* JOB: List, from the lines below, each one with "measurements" in it.

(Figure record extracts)
================================

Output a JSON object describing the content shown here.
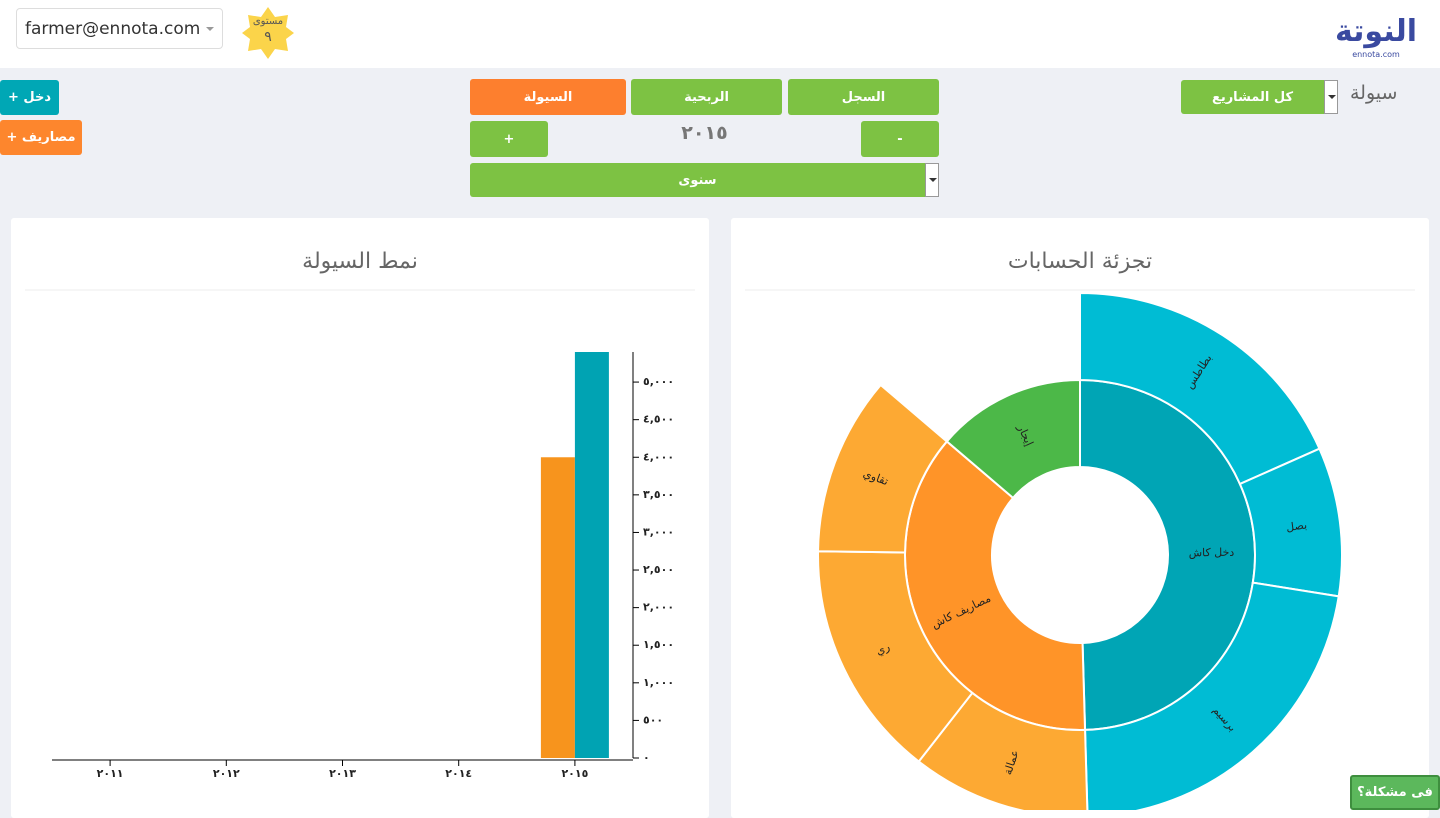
{
  "header": {
    "logo": "النوتة",
    "logo_domain": "ennota.com",
    "user_email": "farmer@ennota.com",
    "level_label": "مستوى",
    "level": "٩"
  },
  "toolbar": {
    "page_title": "سيولة",
    "project_filter": "كل المشاريع",
    "tabs": [
      "السجل",
      "الربحية",
      "السيولة"
    ],
    "active_tab": 2,
    "year": "٢٠١٥",
    "prev": "-",
    "next": "+",
    "period": "سنوى",
    "add_income": "+ دخل",
    "add_expense": "+ مصاريف"
  },
  "help": "فى مشكلة؟",
  "chart_data": [
    {
      "type": "sunburst",
      "title": "تجزئة الحسابات",
      "series": [
        {
          "name": "دخل كاش",
          "color": "#00a5b5",
          "value": 5400,
          "children": {
            "color": "#00bcd4",
            "categories": [
              "بطاطس",
              "بصل",
              "برسيم"
            ],
            "values": [
              2000,
              1000,
              2400
            ]
          }
        },
        {
          "name": "مصاريف كاش",
          "color": "#ff9428",
          "value": 4000,
          "children": {
            "color": "#fda933",
            "categories": [
              "عمالة",
              "ري",
              "تقاوي"
            ],
            "values": [
              1200,
              1600,
              1200
            ]
          }
        },
        {
          "name": "إيجار",
          "color": "#4cb848",
          "value": 1500
        }
      ]
    },
    {
      "type": "bar",
      "title": "نمط السيولة",
      "categories": [
        "٢٠١١",
        "٢٠١٢",
        "٢٠١٣",
        "٢٠١٤",
        "٢٠١٥"
      ],
      "series": [
        {
          "color": "#f7941d",
          "values": [
            0,
            0,
            0,
            0,
            4000
          ]
        },
        {
          "color": "#00a3b3",
          "values": [
            0,
            0,
            0,
            0,
            5400
          ]
        }
      ],
      "ylim": [
        0,
        5400
      ],
      "yticks": [
        {
          "value": 0,
          "label": "٠"
        },
        {
          "value": 500,
          "label": "٥٠٠"
        },
        {
          "value": 1000,
          "label": "١,٠٠٠"
        },
        {
          "value": 1500,
          "label": "١,٥٠٠"
        },
        {
          "value": 2000,
          "label": "٢,٠٠٠"
        },
        {
          "value": 2500,
          "label": "٢,٥٠٠"
        },
        {
          "value": 3000,
          "label": "٣,٠٠٠"
        },
        {
          "value": 3500,
          "label": "٣,٥٠٠"
        },
        {
          "value": 4000,
          "label": "٤,٠٠٠"
        },
        {
          "value": 4500,
          "label": "٤,٥٠٠"
        },
        {
          "value": 5000,
          "label": "٥,٠٠٠"
        }
      ],
      "axis_side": "right"
    }
  ]
}
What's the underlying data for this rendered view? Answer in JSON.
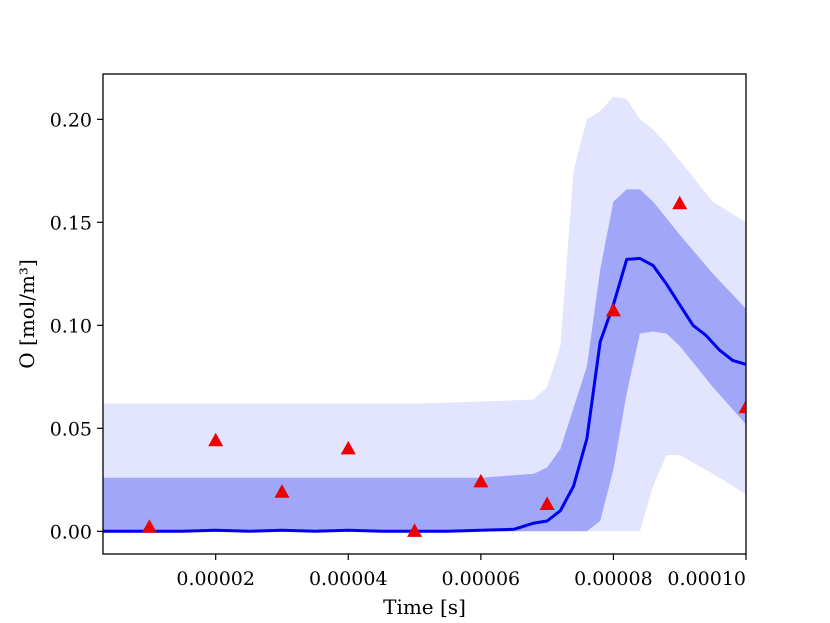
{
  "chart_data": {
    "type": "line",
    "title": "",
    "xlabel": "Time [s]",
    "ylabel": "O [mol/m³]",
    "xlim": [
      3e-06,
      0.0001
    ],
    "ylim": [
      -0.011,
      0.222
    ],
    "xticks": [
      2e-05,
      4e-05,
      6e-05,
      8e-05,
      0.0001
    ],
    "xtick_labels": [
      "0.00002",
      "0.00004",
      "0.00006",
      "0.00008",
      "0.00010"
    ],
    "yticks": [
      0.0,
      0.05,
      0.1,
      0.15,
      0.2
    ],
    "ytick_labels": [
      "0.00",
      "0.05",
      "0.10",
      "0.15",
      "0.20"
    ],
    "grid": false,
    "colors": {
      "mean_line": "#0000ee",
      "inner_band": "#a0a6f8",
      "outer_band": "#e3e4fd",
      "measurements": "#ee0000"
    },
    "mean": {
      "x": [
        3e-06,
        5e-06,
        1e-05,
        1.5e-05,
        2e-05,
        2.5e-05,
        3e-05,
        3.5e-05,
        4e-05,
        4.5e-05,
        5e-05,
        5.5e-05,
        6e-05,
        6.5e-05,
        6.8e-05,
        7e-05,
        7.2e-05,
        7.4e-05,
        7.6e-05,
        7.8e-05,
        8e-05,
        8.2e-05,
        8.4e-05,
        8.6e-05,
        8.8e-05,
        9e-05,
        9.2e-05,
        9.4e-05,
        9.6e-05,
        9.8e-05,
        0.0001
      ],
      "y": [
        0.0,
        0.0,
        0.0,
        0.0,
        0.0005,
        0.0,
        0.0005,
        0.0,
        0.0005,
        0.0,
        0.0,
        0.0,
        0.0005,
        0.001,
        0.004,
        0.005,
        0.01,
        0.022,
        0.045,
        0.092,
        0.11,
        0.132,
        0.1325,
        0.129,
        0.12,
        0.11,
        0.1,
        0.095,
        0.088,
        0.083,
        0.081
      ]
    },
    "inner_band": {
      "x": [
        3e-06,
        2e-05,
        3e-05,
        4e-05,
        5e-05,
        6e-05,
        6.8e-05,
        7e-05,
        7.2e-05,
        7.4e-05,
        7.6e-05,
        7.8e-05,
        8e-05,
        8.2e-05,
        8.4e-05,
        8.6e-05,
        8.8e-05,
        9e-05,
        9.5e-05,
        0.0001
      ],
      "lower": [
        0.0,
        0.0,
        0.0,
        0.0,
        0.0,
        0.0,
        0.0,
        0.0,
        0.0,
        0.0,
        0.0,
        0.005,
        0.03,
        0.067,
        0.096,
        0.097,
        0.096,
        0.09,
        0.07,
        0.052
      ],
      "upper": [
        0.026,
        0.026,
        0.026,
        0.026,
        0.026,
        0.026,
        0.028,
        0.031,
        0.04,
        0.06,
        0.08,
        0.127,
        0.16,
        0.166,
        0.166,
        0.16,
        0.152,
        0.144,
        0.125,
        0.108
      ]
    },
    "outer_band": {
      "x": [
        3e-06,
        1e-05,
        2e-05,
        3e-05,
        4e-05,
        5e-05,
        6e-05,
        6.8e-05,
        7e-05,
        7.2e-05,
        7.4e-05,
        7.6e-05,
        7.8e-05,
        8e-05,
        8.2e-05,
        8.4e-05,
        8.6e-05,
        8.8e-05,
        9e-05,
        9.5e-05,
        0.0001
      ],
      "lower": [
        0.0,
        0.0,
        0.0,
        0.0,
        0.0,
        0.0,
        0.0,
        0.0,
        0.0,
        0.0,
        0.0,
        0.0,
        0.0,
        0.0,
        0.0,
        0.0,
        0.022,
        0.037,
        0.037,
        0.028,
        0.018
      ],
      "upper": [
        0.062,
        0.062,
        0.062,
        0.062,
        0.062,
        0.062,
        0.063,
        0.064,
        0.07,
        0.09,
        0.175,
        0.2,
        0.204,
        0.211,
        0.21,
        0.2,
        0.195,
        0.188,
        0.18,
        0.16,
        0.15
      ]
    },
    "measurements": {
      "marker": "triangle",
      "x": [
        1e-05,
        2e-05,
        3e-05,
        4e-05,
        5e-05,
        6e-05,
        7e-05,
        8e-05,
        9e-05,
        0.0001
      ],
      "y": [
        0.002,
        0.044,
        0.019,
        0.04,
        0.0,
        0.024,
        0.013,
        0.107,
        0.159,
        0.06
      ]
    }
  }
}
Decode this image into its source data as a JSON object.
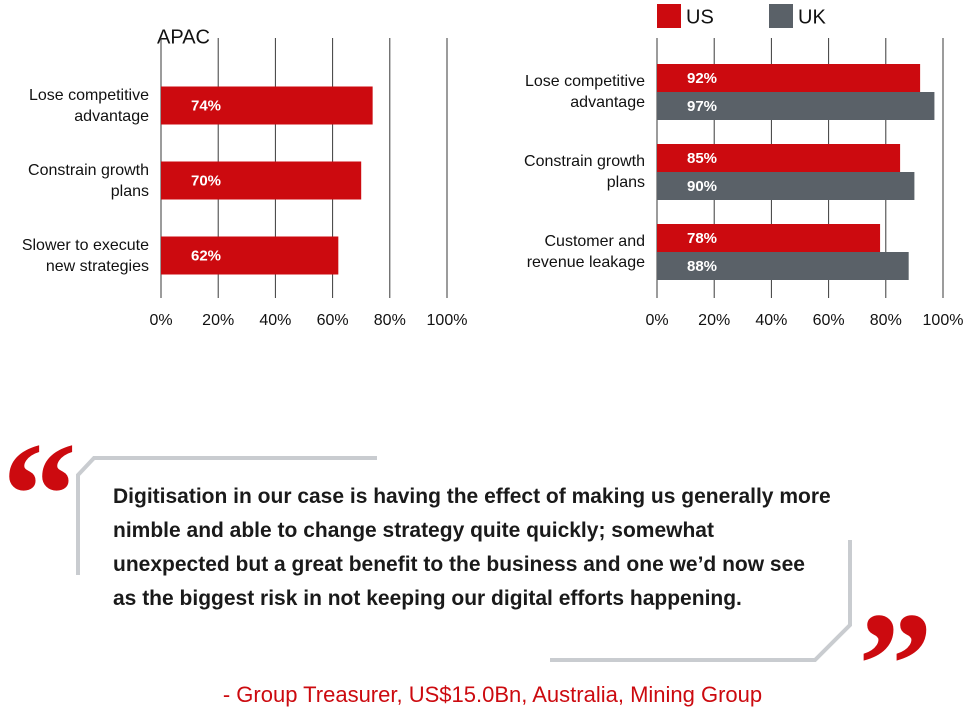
{
  "chart_data": [
    {
      "type": "hbar",
      "title": "APAC",
      "categories": [
        "Lose competitive advantage",
        "Constrain growth plans",
        "Slower to execute new strategies"
      ],
      "values": [
        74,
        70,
        62
      ],
      "value_labels": [
        "74%",
        "70%",
        "62%"
      ],
      "color": "#cc0a0f",
      "xlim": [
        0,
        100
      ],
      "xticks": [
        {
          "value": 0,
          "label": "0%"
        },
        {
          "value": 20,
          "label": "20%"
        },
        {
          "value": 40,
          "label": "40%"
        },
        {
          "value": 60,
          "label": "60%"
        },
        {
          "value": 80,
          "label": "80%"
        },
        {
          "value": 100,
          "label": "100%"
        }
      ],
      "grid": true
    },
    {
      "type": "hbar",
      "categories": [
        "Lose competitive advantage",
        "Constrain growth plans",
        "Customer and revenue leakage"
      ],
      "series": [
        {
          "name": "US",
          "color": "#cc0a0f",
          "values": [
            92,
            85,
            78
          ],
          "value_labels": [
            "92%",
            "85%",
            "78%"
          ]
        },
        {
          "name": "UK",
          "color": "#5a6168",
          "values": [
            97,
            90,
            88
          ],
          "value_labels": [
            "97%",
            "90%",
            "88%"
          ]
        }
      ],
      "xlim": [
        0,
        100
      ],
      "xticks": [
        {
          "value": 0,
          "label": "0%"
        },
        {
          "value": 20,
          "label": "20%"
        },
        {
          "value": 40,
          "label": "40%"
        },
        {
          "value": 60,
          "label": "60%"
        },
        {
          "value": 80,
          "label": "80%"
        },
        {
          "value": 100,
          "label": "100%"
        }
      ],
      "grid": true,
      "legend": "top"
    }
  ],
  "quote": {
    "open_mark": "“",
    "close_mark": "”",
    "text": "Digitisation in our case is having the effect of making us generally more nimble and able to change strategy quite quickly; somewhat unexpected but a great benefit to the business and one we’d now see as the biggest risk in not keeping our digital efforts happening.",
    "attribution": "- Group Treasurer, US$15.0Bn, Australia, Mining Group"
  }
}
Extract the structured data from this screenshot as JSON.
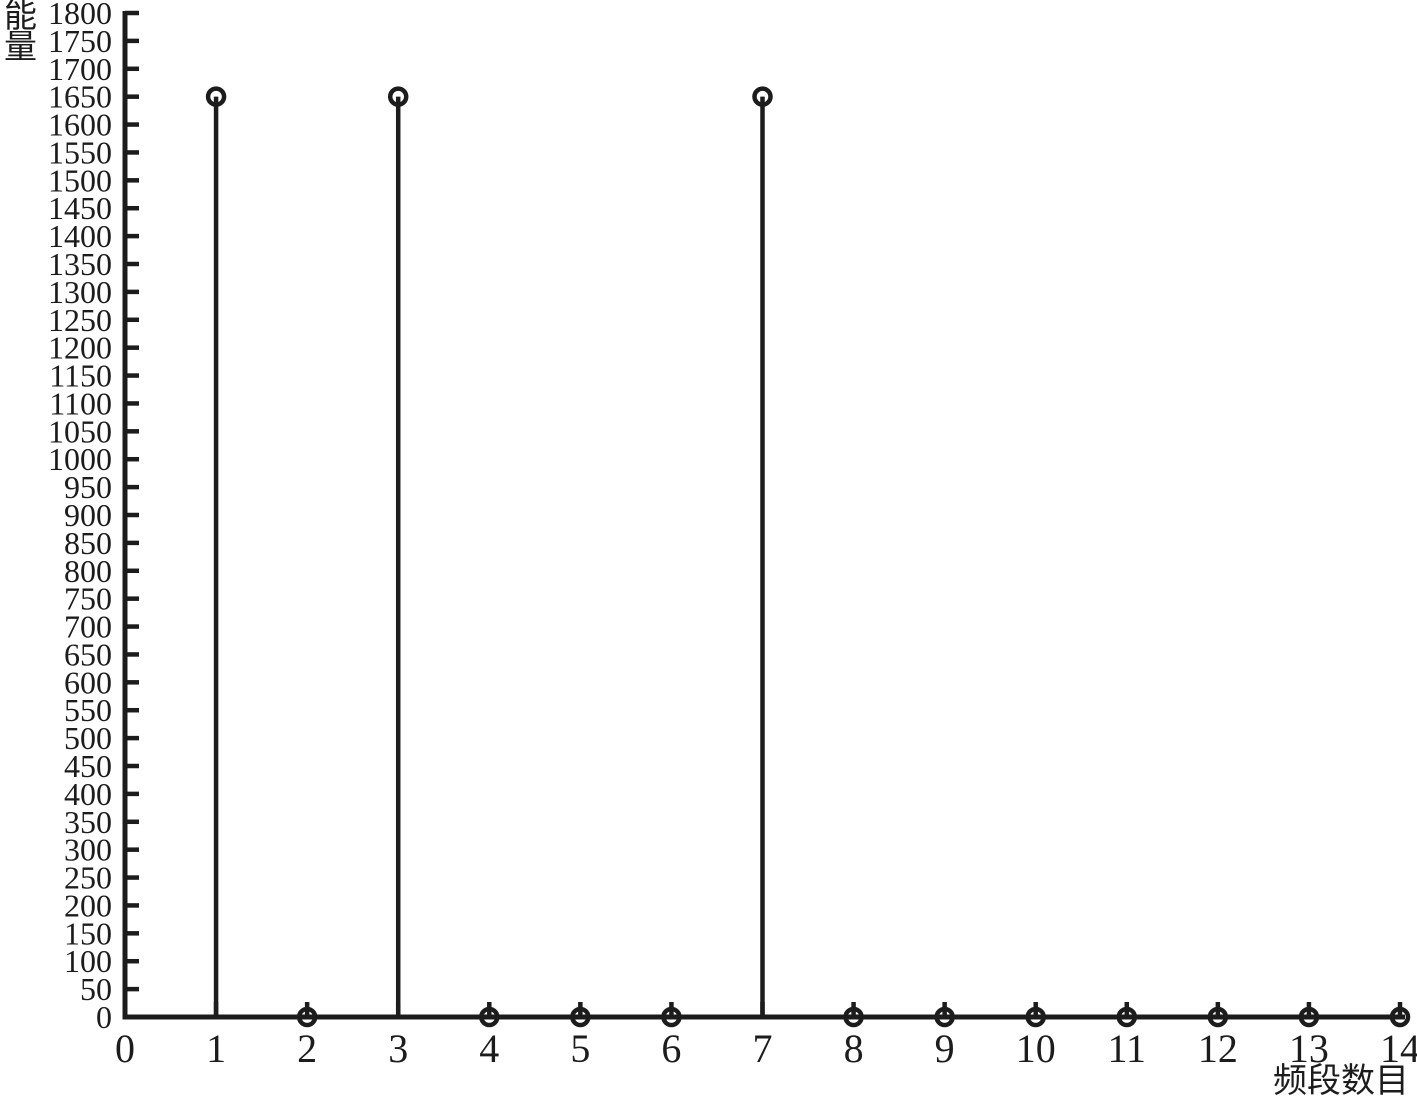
{
  "page": {
    "background": "#ffffff",
    "ink_color": "#1c1c1c"
  },
  "chart_data": {
    "type": "stem",
    "title": "",
    "ylabel": "能量",
    "xlabel": "频段数目",
    "x": [
      1,
      2,
      3,
      4,
      5,
      6,
      7,
      8,
      9,
      10,
      11,
      12,
      13,
      14
    ],
    "values": [
      1650,
      0,
      1650,
      0,
      0,
      0,
      1650,
      0,
      0,
      0,
      0,
      0,
      0,
      0
    ],
    "xlim": [
      0,
      14
    ],
    "ylim": [
      0,
      1800
    ],
    "x_ticks": [
      0,
      1,
      2,
      3,
      4,
      5,
      6,
      7,
      8,
      9,
      10,
      11,
      12,
      13,
      14
    ],
    "y_ticks": [
      0,
      50,
      100,
      150,
      200,
      250,
      300,
      350,
      400,
      450,
      500,
      550,
      600,
      650,
      700,
      750,
      800,
      850,
      900,
      950,
      1000,
      1050,
      1100,
      1150,
      1200,
      1250,
      1300,
      1350,
      1400,
      1450,
      1500,
      1550,
      1600,
      1650,
      1700,
      1750,
      1800
    ],
    "marker": "open-circle",
    "grid": false,
    "legend": "none",
    "ink_color": "#1c1c1c",
    "background": "#ffffff"
  }
}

================================

* CORRECT RESULT:
      "measurements": "#ee0000"
    "measurements": {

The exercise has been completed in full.